(Data entries)

++++++++

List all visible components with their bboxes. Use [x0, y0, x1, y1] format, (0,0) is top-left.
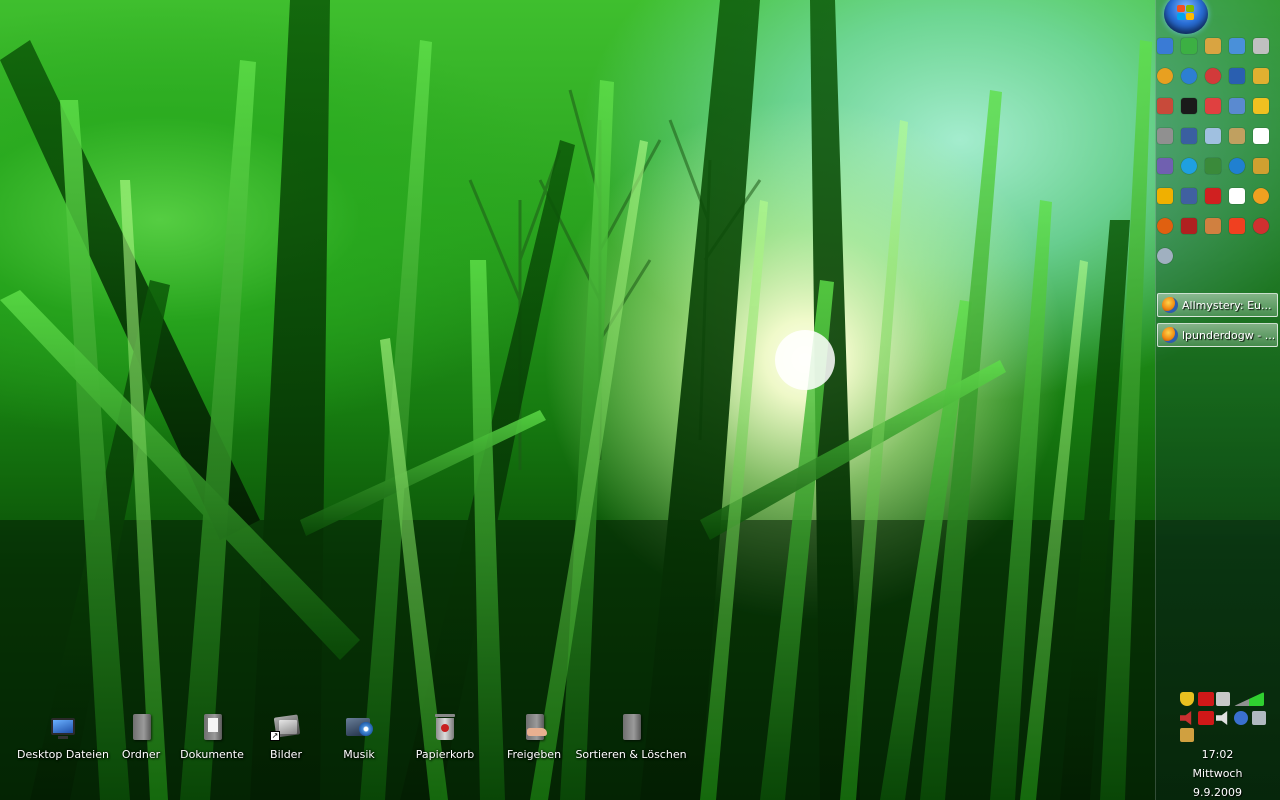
quicklaunch-icon[interactable]	[1157, 158, 1173, 174]
folder-icon	[126, 712, 156, 742]
clock-time[interactable]: 17:02	[1157, 748, 1278, 761]
folder-icon	[616, 712, 646, 742]
music-folder-icon	[344, 712, 374, 742]
firefox-icon[interactable]	[1157, 218, 1173, 234]
wireless-icon[interactable]	[1234, 711, 1248, 725]
desktop-icon-label: Sortieren & Löschen	[575, 748, 687, 761]
grass-blades	[0, 0, 1280, 800]
windows-flag-icon	[1177, 5, 1195, 21]
document-folder-icon	[197, 712, 227, 742]
quicklaunch-icon[interactable]	[1253, 68, 1269, 84]
desktop-icon-freigeben[interactable]: Freigeben	[489, 712, 579, 772]
firefox-icon	[1162, 327, 1178, 343]
desktop-icon-papierkorb[interactable]: Papierkorb	[400, 712, 490, 772]
quicklaunch-icon[interactable]	[1181, 38, 1197, 54]
quicklaunch-icon[interactable]	[1229, 68, 1245, 84]
quicklaunch-icon[interactable]	[1205, 218, 1221, 234]
desktop-icon-label: Freigeben	[506, 748, 562, 761]
network-disconnected-icon[interactable]	[1216, 692, 1230, 706]
desktop-icon-label: Musik	[343, 748, 375, 761]
quicklaunch-icon[interactable]	[1229, 98, 1245, 114]
gear-icon[interactable]	[1157, 248, 1173, 264]
quicklaunch-icon[interactable]	[1205, 158, 1221, 174]
skype-icon[interactable]	[1181, 158, 1197, 174]
tools-icon[interactable]	[1180, 728, 1194, 742]
desktop-icon-desktop-dateien[interactable]: Desktop Dateien	[17, 712, 109, 772]
taskbar-button-allmystery[interactable]: Allmystery: Eu...	[1157, 293, 1278, 317]
display-icon[interactable]	[1252, 711, 1266, 725]
taskbar-button-title: Allmystery: Eu...	[1182, 298, 1272, 312]
avira-icon[interactable]	[1205, 188, 1221, 204]
quicklaunch-icon[interactable]	[1181, 128, 1197, 144]
quicklaunch-icon[interactable]	[1229, 158, 1245, 174]
avira-icon[interactable]	[1198, 711, 1214, 725]
quicklaunch-icon[interactable]	[1229, 188, 1245, 204]
recycle-bin-icon	[430, 712, 460, 742]
quicklaunch-icon[interactable]	[1229, 128, 1245, 144]
quicklaunch-icon[interactable]	[1205, 98, 1221, 114]
pictures-folder-icon: ↗	[270, 712, 301, 742]
desktop-icon-label: Bilder	[270, 748, 302, 761]
quicklaunch-icon[interactable]	[1253, 218, 1269, 234]
monitor-icon	[48, 712, 78, 742]
quicklaunch-icon[interactable]	[1229, 38, 1245, 54]
vertical-taskbar	[1155, 0, 1280, 800]
media-player-icon[interactable]	[1157, 68, 1173, 84]
quicklaunch-icon[interactable]	[1205, 68, 1221, 84]
quicklaunch-icon[interactable]	[1253, 158, 1269, 174]
quicklaunch-icon[interactable]	[1253, 188, 1269, 204]
quicklaunch-icon[interactable]	[1157, 38, 1173, 54]
clock-date: 9.9.2009	[1193, 786, 1242, 799]
desktop-icon-label: Dokumente	[180, 748, 244, 761]
quicklaunch-icon[interactable]	[1157, 128, 1173, 144]
quicklaunch-icon[interactable]	[1181, 188, 1197, 204]
taskbar-button-lpunderdogw[interactable]: lpunderdogw - ...	[1157, 323, 1278, 347]
taskbar-button-title: lpunderdogw - ...	[1182, 328, 1276, 342]
desktop-wallpaper	[0, 0, 1280, 800]
desktop-icon-label: Papierkorb	[415, 748, 475, 761]
quicklaunch-icon[interactable]	[1181, 218, 1197, 234]
desktop-icon-sortieren-loeschen[interactable]: Sortieren & Löschen	[575, 712, 687, 772]
quicklaunch-icon[interactable]	[1205, 128, 1221, 144]
desktop-icon-label: Ordner	[121, 748, 161, 761]
quicklaunch-icon[interactable]	[1157, 188, 1173, 204]
ebay-icon[interactable]	[1253, 128, 1269, 144]
shared-folder-icon	[519, 712, 549, 742]
desktop-icon-musik[interactable]: Musik	[314, 712, 404, 772]
quicklaunch-icon[interactable]	[1157, 98, 1173, 114]
firefox-icon	[1162, 297, 1178, 313]
quicklaunch-icon[interactable]	[1181, 98, 1197, 114]
shortcut-arrow-icon: ↗	[270, 731, 280, 741]
quicklaunch-icon[interactable]	[1253, 38, 1269, 54]
quicklaunch-icon[interactable]	[1253, 98, 1269, 114]
ebay-icon[interactable]	[1229, 218, 1245, 234]
ati-icon[interactable]	[1198, 692, 1214, 706]
security-shield-icon[interactable]	[1180, 692, 1194, 706]
clock-day: Mittwoch	[1192, 767, 1243, 780]
quicklaunch-icon[interactable]	[1205, 38, 1221, 54]
internet-explorer-icon[interactable]	[1181, 68, 1197, 84]
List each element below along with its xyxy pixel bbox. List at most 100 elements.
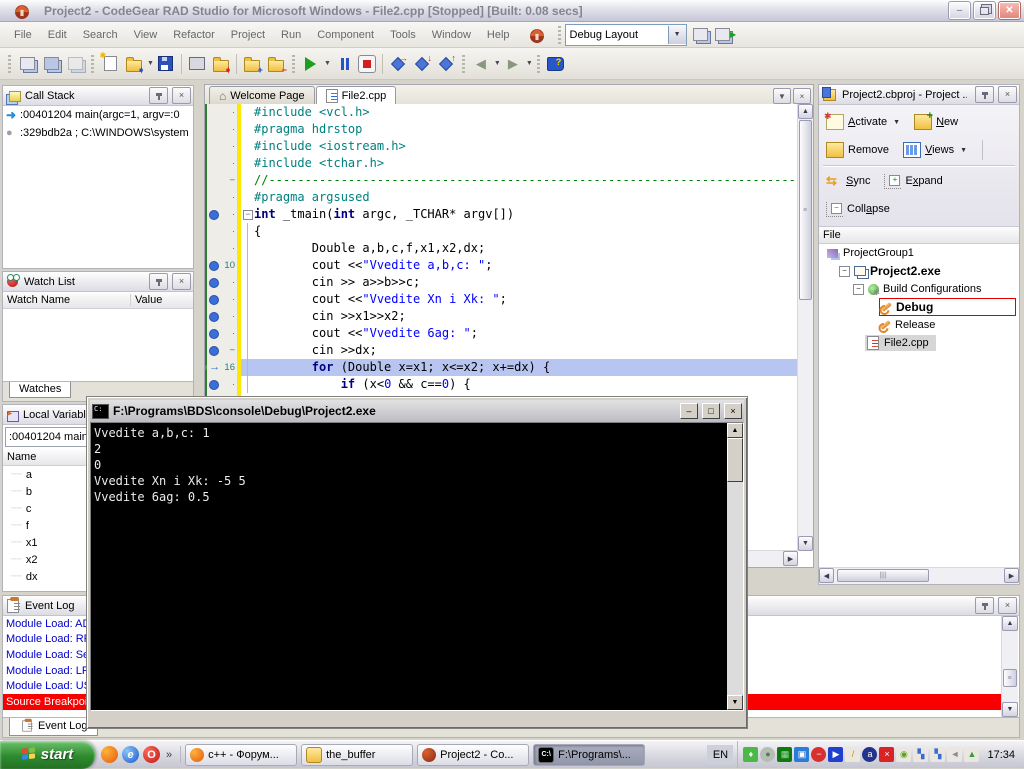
undock-window-button[interactable]: [63, 52, 87, 76]
tree-item-project2-exe[interactable]: −Project2.exe: [819, 262, 1019, 280]
fold-collapse-icon[interactable]: [241, 206, 254, 223]
scroll-left-icon[interactable]: ◀: [819, 568, 834, 583]
scroll-right-icon[interactable]: ▶: [1004, 568, 1019, 583]
code-line[interactable]: · Double a,b,c,f,x1,x2,dx;: [207, 240, 798, 257]
sync-button[interactable]: ⇆Sync: [823, 172, 873, 190]
breakpoint-dot-icon[interactable]: [207, 257, 220, 274]
taskbar-button-firefox[interactable]: c++ - Форум...: [185, 744, 297, 766]
nvidia-icon[interactable]: ◉: [896, 747, 911, 762]
save-desktop-button[interactable]: [690, 25, 712, 45]
watch-value-column[interactable]: Value: [131, 294, 193, 306]
taskbar-button-folder[interactable]: the_buffer: [301, 744, 413, 766]
project-hscrollbar[interactable]: ◀ |||| ▶: [819, 567, 1019, 584]
scroll-up-icon[interactable]: ▲: [1002, 616, 1018, 631]
console-titlebar[interactable]: F:\Programs\BDS\console\Debug\Project2.e…: [90, 400, 744, 422]
network2-icon[interactable]: ▚: [930, 747, 945, 762]
event-log-scrollbar[interactable]: ▲ ≡ ▼: [1001, 616, 1018, 717]
code-line[interactable]: ·#pragma hdrstop: [207, 121, 798, 138]
minimize-button[interactable]: –: [948, 1, 971, 20]
menu-item-edit[interactable]: Edit: [40, 25, 75, 45]
tab-watches[interactable]: Watches: [9, 382, 71, 398]
remove-button[interactable]: Remove: [823, 140, 892, 160]
editor-vscrollbar[interactable]: ▲ ≡ ▼: [797, 104, 813, 551]
remove-from-project-button[interactable]: −: [264, 52, 288, 76]
tree-item-release[interactable]: Release: [819, 316, 1019, 334]
code-line[interactable]: −//-------------------------------------…: [207, 172, 798, 189]
close-button[interactable]: ✕: [998, 1, 1021, 20]
open-dropdown-icon[interactable]: ▼: [147, 60, 154, 67]
code-line[interactable]: · cout <<"Vvedite Xn i Xk: ";: [207, 291, 798, 308]
menu-item-project[interactable]: Project: [223, 25, 273, 45]
scroll-thumb[interactable]: [727, 438, 743, 482]
opera-icon[interactable]: O: [143, 746, 160, 763]
close-icon[interactable]: ×: [998, 597, 1017, 614]
code-line[interactable]: · cin >> a>>b>>c;: [207, 274, 798, 291]
breakpoint-dot-icon[interactable]: [207, 206, 220, 223]
dropdown-icon[interactable]: ▼: [960, 147, 967, 154]
dropdown-icon[interactable]: ▼: [893, 119, 900, 126]
collapse-node-icon[interactable]: −: [839, 266, 850, 277]
taskbar-button-console[interactable]: C:\F:\Programs\...: [533, 744, 645, 766]
pin-icon[interactable]: [149, 87, 168, 104]
tab-list-dropdown-icon[interactable]: ▼: [773, 88, 791, 104]
scroll-thumb[interactable]: ||||: [837, 569, 929, 582]
close-icon[interactable]: ×: [172, 87, 191, 104]
player-icon[interactable]: ▶: [828, 747, 843, 762]
code-line[interactable]: · cin >>x1>>x2;: [207, 308, 798, 325]
code-line[interactable]: ·#pragma argsused: [207, 189, 798, 206]
code-line[interactable]: →16 for (Double x=x1; x<=x2; x+=dx) {: [207, 359, 798, 376]
breakpoint-dot-icon[interactable]: [207, 342, 220, 359]
scroll-thumb[interactable]: ≡: [799, 120, 812, 300]
back-dropdown-icon[interactable]: ▼: [494, 60, 501, 67]
quick-launch-overflow-icon[interactable]: »: [164, 749, 174, 761]
terminate-button[interactable]: [355, 52, 379, 76]
scroll-down-icon[interactable]: ▼: [727, 695, 743, 710]
volume-icon[interactable]: ◄: [947, 747, 962, 762]
menu-item-tools[interactable]: Tools: [382, 25, 424, 45]
code-line[interactable]: · if (x<0 && c==0) {: [207, 376, 798, 393]
pin-icon[interactable]: [149, 273, 168, 290]
restore-button[interactable]: [973, 1, 996, 20]
code-line[interactable]: ·#include <vcl.h>: [207, 104, 798, 121]
a-sphere-icon[interactable]: a: [862, 747, 877, 762]
save-button[interactable]: [154, 52, 178, 76]
code-line[interactable]: ·int _tmain(int argc, _TCHAR* argv[]): [207, 206, 798, 223]
run-until-return-button[interactable]: ↑: [434, 52, 458, 76]
breakpoint-dot-icon[interactable]: [207, 308, 220, 325]
close-tab-icon[interactable]: ×: [793, 88, 811, 104]
clock[interactable]: 17:34: [987, 749, 1015, 761]
breakpoint-dot-icon[interactable]: [207, 376, 220, 393]
menu-item-help[interactable]: Help: [479, 25, 518, 45]
tree-item-build-configurations[interactable]: −Build Configurations: [819, 280, 1019, 298]
menu-item-window[interactable]: Window: [424, 25, 479, 45]
code-line[interactable]: · cout <<"Vvedite 6ag: ";: [207, 325, 798, 342]
collapse-button[interactable]: Collapse: [823, 200, 893, 219]
browse-back-button[interactable]: ◀: [469, 52, 493, 76]
browse-forward-button[interactable]: ▶: [501, 52, 525, 76]
language-indicator[interactable]: EN: [707, 745, 733, 765]
taskbar-button-radstudio[interactable]: Project2 - Co...: [417, 744, 529, 766]
breakpoint-dot-icon[interactable]: [207, 325, 220, 342]
tree-item-debug[interactable]: Debug: [819, 298, 1019, 316]
pin-icon[interactable]: [975, 597, 994, 614]
menu-item-run[interactable]: Run: [273, 25, 309, 45]
close-icon[interactable]: ×: [998, 86, 1017, 103]
globe-icon[interactable]: ●: [760, 747, 775, 762]
console-maximize-button[interactable]: □: [702, 403, 720, 419]
console-scrollbar[interactable]: ▲ ▼: [727, 423, 743, 710]
menu-item-file[interactable]: File: [6, 25, 40, 45]
step-over-button[interactable]: →: [386, 52, 410, 76]
cascade-windows-button[interactable]: [39, 52, 63, 76]
code-line[interactable]: − cin >>dx;: [207, 342, 798, 359]
code-line[interactable]: ·#include <tchar.h>: [207, 155, 798, 172]
activate-button[interactable]: Activate▼: [823, 112, 903, 132]
breakpoint-dot-icon[interactable]: [207, 291, 220, 308]
console-client-area[interactable]: Vvedite a,b,c: 120Vvedite Xn i Xk: -5 5V…: [90, 422, 744, 711]
desktop-layout-combo[interactable]: Debug Layout ▼: [565, 24, 687, 46]
console-close-button[interactable]: ×: [724, 403, 742, 419]
save-all-button[interactable]: [185, 52, 209, 76]
scroll-down-icon[interactable]: ▼: [1002, 702, 1018, 717]
call-stack-row[interactable]: ➜:00401204 main(argc=1, argv=:0: [3, 106, 193, 124]
new-items-button[interactable]: [98, 52, 122, 76]
combo-dropdown-icon[interactable]: ▼: [668, 26, 686, 44]
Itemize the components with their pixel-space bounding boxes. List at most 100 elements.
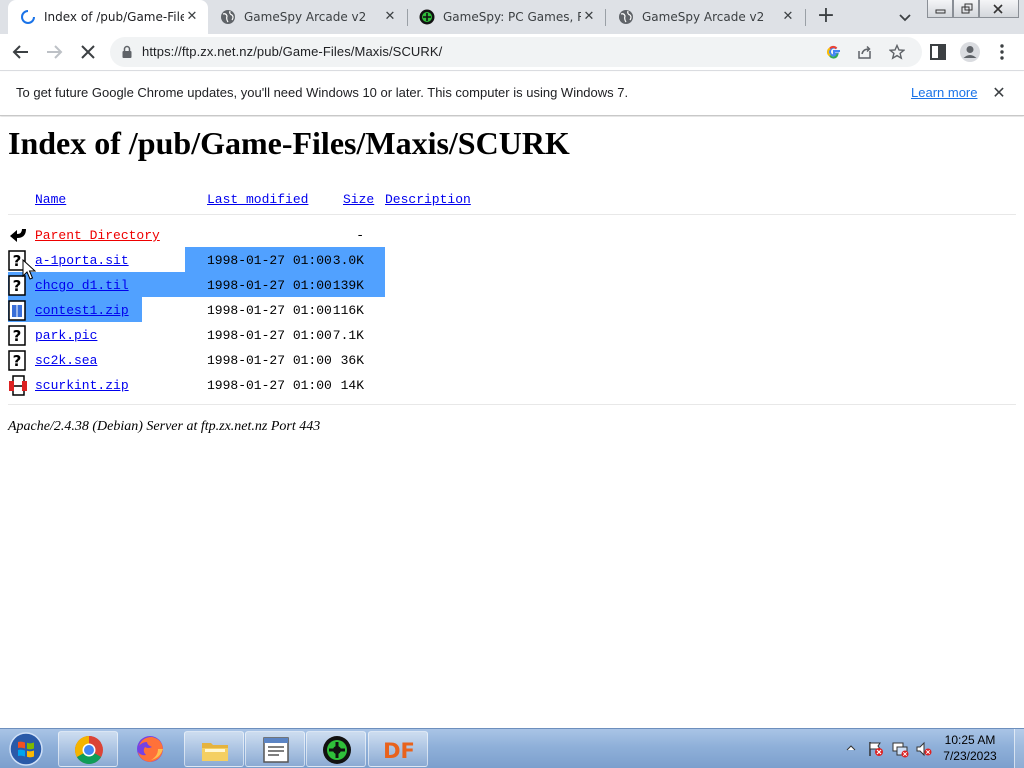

++++++++

**WORK REQUIRED:** Render the entries of the listing as a numbered list with blank lines omitted. Begin at the line that contains "undock-window-button[interactable]: [63, 52, 87, 76]" and stop after the line that contains "minimize-button[interactable]: –: [948, 1, 971, 20]".

**RESPONSE:**
1. undock-window-button[interactable]: [63, 52, 87, 76]
2. tree-item-project2-exe[interactable]: −Project2.exe: [819, 262, 1019, 280]
3. fold-collapse-icon[interactable]: [241, 206, 254, 223]
4. scroll-left-icon[interactable]: ◀: [819, 568, 834, 583]
5. scroll-right-icon[interactable]: ▶: [1004, 568, 1019, 583]
6. code-line[interactable]: · Double a,b,c,f,x1,x2,dx;: [207, 240, 798, 257]
7. sync-button[interactable]: ⇆Sync: [823, 172, 873, 190]
8. breakpoint-dot-icon[interactable]: [207, 257, 220, 274]
9. taskbar-button-firefox[interactable]: c++ - Форум...: [185, 744, 297, 766]
10. nvidia-icon[interactable]: ◉: [896, 747, 911, 762]
11. save-desktop-button[interactable]: [690, 25, 712, 45]
12. watch-value-column[interactable]: Value: [131, 294, 193, 306]
13. taskbar-button-folder[interactable]: the_buffer: [301, 744, 413, 766]
14. project-hscrollbar[interactable]: ◀ |||| ▶: [819, 567, 1019, 584]
15. scroll-up-icon[interactable]: ▲: [1002, 616, 1018, 631]
16. console-titlebar[interactable]: F:\Programs\BDS\console\Debug\Project2.e…: [90, 400, 744, 422]
17. network2-icon[interactable]: ▚: [930, 747, 945, 762]
18. event-log-scrollbar[interactable]: ▲ ≡ ▼: [1001, 616, 1018, 717]
19. code-line[interactable]: ·#pragma hdrstop: [207, 121, 798, 138]
20. minimize-button[interactable]: –: [948, 1, 971, 20]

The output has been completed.